EXCERPTED DATA:
━━━━━━━━

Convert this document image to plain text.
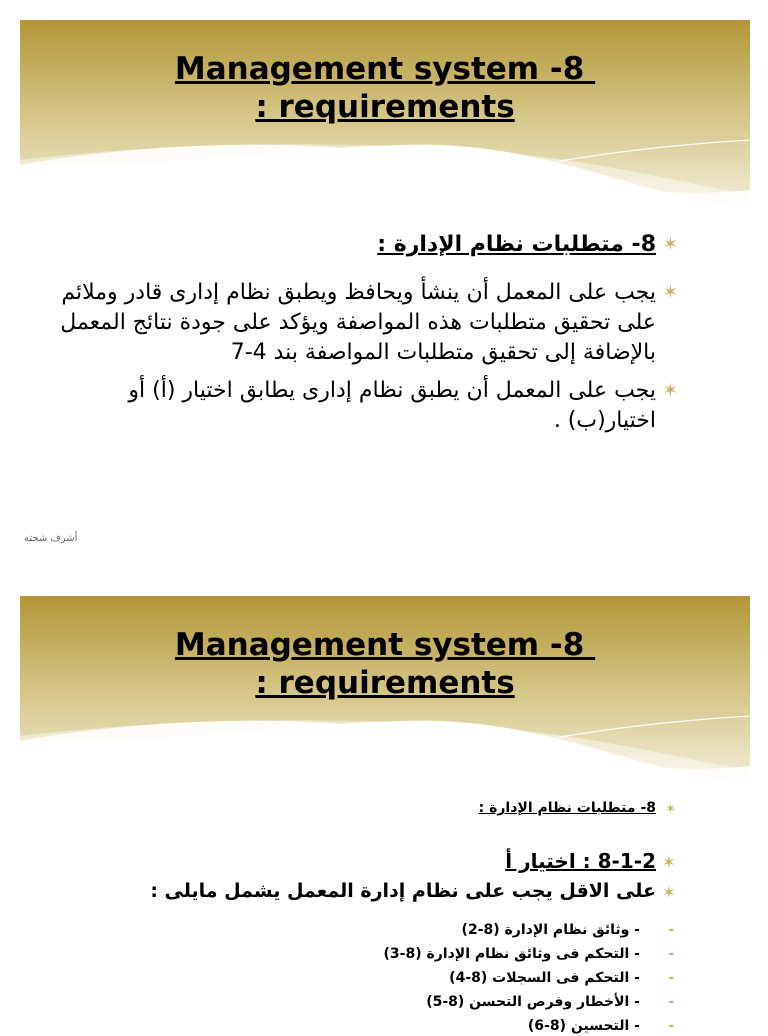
Management system -8
: requirements
✶
8- متطلبات نظام الإدارة :
✶
يجب على المعمل أن ينشأ ويحافظ ويطبق نظام إدارى قادر وملائم على تحقيق متطلبات هذه المواصفة ويؤكد على جودة نتائج المعمل بالإضافة إلى تحقيق متطلبات المواصفة بند 4-7
✶
يجب على المعمل أن يطبق نظام إدارى يطابق اختيار (أ) أو اختيار(ب) .
أشرف شحته
Management system -8
: requirements
✶
8- متطلبات نظام الإدارة :
✶
8-1-2 : اختيار أ
✶
على الاقل يجب على نظام إدارة المعمل يشمل مايلى :
-
- وثائق نظام الإدارة (8-2)
-
- التحكم فى وثائق نظام الإدارة (8-3)
-
- التحكم فى السجلات (8-4)
-
- الأخطار وفرص التحسن (8-5)
-
- التحسين (8-6)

━━━━━━━━

Pick out every line of the listing containing the word "وثائق", and show those lines.

RESPONSE:
- وثائق نظام الإدارة (8-2)
- التحكم فى وثائق نظام الإدارة (8-3)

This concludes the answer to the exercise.